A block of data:
============================================================

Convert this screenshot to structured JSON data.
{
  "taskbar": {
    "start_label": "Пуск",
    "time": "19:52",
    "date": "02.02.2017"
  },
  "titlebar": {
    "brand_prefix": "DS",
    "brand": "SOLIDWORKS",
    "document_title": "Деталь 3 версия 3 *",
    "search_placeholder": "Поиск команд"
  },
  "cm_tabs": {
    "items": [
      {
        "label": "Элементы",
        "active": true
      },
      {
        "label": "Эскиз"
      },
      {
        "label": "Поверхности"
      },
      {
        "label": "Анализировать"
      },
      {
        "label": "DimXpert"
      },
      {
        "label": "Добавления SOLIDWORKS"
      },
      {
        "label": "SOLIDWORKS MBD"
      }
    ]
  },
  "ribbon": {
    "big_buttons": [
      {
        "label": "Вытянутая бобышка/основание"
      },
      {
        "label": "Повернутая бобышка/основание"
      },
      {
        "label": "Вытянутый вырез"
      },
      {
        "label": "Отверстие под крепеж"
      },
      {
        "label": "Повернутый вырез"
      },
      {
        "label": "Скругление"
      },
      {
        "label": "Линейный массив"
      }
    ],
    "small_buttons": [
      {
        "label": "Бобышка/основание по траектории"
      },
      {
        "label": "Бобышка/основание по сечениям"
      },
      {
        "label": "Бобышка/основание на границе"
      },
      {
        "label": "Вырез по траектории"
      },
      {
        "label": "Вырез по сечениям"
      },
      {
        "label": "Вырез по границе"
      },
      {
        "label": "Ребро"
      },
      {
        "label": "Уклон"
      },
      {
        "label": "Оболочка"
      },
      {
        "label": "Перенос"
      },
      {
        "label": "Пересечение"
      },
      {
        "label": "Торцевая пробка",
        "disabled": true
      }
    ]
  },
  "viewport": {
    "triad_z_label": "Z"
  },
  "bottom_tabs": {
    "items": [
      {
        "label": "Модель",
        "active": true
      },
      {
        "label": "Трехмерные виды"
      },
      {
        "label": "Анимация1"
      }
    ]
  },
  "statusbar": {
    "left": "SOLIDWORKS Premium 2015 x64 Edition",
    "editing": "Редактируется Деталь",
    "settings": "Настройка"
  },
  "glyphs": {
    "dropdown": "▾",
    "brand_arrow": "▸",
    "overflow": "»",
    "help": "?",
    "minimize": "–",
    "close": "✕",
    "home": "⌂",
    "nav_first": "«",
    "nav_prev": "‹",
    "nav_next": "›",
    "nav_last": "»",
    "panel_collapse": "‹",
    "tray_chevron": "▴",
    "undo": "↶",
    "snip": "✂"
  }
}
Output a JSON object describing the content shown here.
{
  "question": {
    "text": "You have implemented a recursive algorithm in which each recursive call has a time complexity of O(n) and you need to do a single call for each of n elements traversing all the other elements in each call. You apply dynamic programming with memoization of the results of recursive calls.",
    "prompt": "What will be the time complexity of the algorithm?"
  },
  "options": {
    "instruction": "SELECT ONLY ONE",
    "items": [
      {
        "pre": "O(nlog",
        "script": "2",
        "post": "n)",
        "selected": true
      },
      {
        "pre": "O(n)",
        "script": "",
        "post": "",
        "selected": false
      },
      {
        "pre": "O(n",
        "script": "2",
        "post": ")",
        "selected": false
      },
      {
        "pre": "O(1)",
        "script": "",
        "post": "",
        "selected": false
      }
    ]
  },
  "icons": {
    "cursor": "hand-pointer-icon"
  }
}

============================================================

Stated problem – Set out exactly the run of lines that begins at the line holding "Output a JSON" and ends at the last line of the data.

Correct answer –
Output a JSON object describing the content shown here.
{
  "question": {
    "text": "You have implemented a recursive algorithm in which each recursive call has a time complexity of O(n) and you need to do a single call for each of n elements traversing all the other elements in each call. You apply dynamic programming with memoization of the results of recursive calls.",
    "prompt": "What will be the time complexity of the algorithm?"
  },
  "options": {
    "instruction": "SELECT ONLY ONE",
    "items": [
      {
        "pre": "O(nlog",
        "script": "2",
        "post": "n)",
        "selected": true
      },
      {
        "pre": "O(n)",
        "script": "",
        "post": "",
        "selected": false
      },
      {
        "pre": "O(n",
        "script": "2",
        "post": ")",
        "selected": false
      },
      {
        "pre": "O(1)",
        "script": "",
        "post": "",
        "selected": false
      }
    ]
  },
  "icons": {
    "cursor": "hand-pointer-icon"
  }
}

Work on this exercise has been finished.